◆ Supplied information ◆

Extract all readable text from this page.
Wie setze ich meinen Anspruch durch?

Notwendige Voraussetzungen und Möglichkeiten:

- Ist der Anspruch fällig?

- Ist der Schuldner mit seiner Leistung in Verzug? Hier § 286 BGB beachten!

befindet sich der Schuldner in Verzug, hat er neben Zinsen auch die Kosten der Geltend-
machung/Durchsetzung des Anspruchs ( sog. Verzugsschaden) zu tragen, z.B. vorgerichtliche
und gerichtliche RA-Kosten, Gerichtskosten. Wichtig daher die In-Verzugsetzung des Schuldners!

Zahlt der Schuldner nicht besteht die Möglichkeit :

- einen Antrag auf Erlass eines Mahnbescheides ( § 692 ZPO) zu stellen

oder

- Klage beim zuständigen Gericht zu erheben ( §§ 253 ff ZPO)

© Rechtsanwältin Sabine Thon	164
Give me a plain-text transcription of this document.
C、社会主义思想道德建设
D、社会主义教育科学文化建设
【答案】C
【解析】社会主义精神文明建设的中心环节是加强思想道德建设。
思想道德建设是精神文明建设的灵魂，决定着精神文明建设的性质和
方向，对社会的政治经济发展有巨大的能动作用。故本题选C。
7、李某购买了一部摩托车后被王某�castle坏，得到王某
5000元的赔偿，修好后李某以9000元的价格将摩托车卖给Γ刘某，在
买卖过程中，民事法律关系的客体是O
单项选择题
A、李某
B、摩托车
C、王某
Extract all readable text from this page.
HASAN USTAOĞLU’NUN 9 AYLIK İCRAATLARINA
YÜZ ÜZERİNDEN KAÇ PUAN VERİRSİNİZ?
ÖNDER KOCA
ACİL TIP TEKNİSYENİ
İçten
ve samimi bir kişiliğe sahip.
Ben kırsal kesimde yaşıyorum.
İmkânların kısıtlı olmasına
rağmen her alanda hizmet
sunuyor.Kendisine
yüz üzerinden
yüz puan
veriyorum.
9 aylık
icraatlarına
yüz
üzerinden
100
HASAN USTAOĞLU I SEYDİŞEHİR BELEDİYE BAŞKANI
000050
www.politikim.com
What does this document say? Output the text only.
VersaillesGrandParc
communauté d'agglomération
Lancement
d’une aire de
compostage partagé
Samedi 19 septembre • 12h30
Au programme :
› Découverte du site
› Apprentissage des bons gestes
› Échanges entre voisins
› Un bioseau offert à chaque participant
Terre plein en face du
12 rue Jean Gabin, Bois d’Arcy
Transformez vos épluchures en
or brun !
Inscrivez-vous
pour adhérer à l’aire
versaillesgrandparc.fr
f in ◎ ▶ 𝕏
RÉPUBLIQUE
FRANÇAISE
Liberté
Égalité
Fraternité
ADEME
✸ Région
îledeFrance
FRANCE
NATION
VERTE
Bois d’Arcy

◆ Stated task ◆
Among the lines of the data above, count those holding "document" and state only the number.

◆ Exercise result ◆
2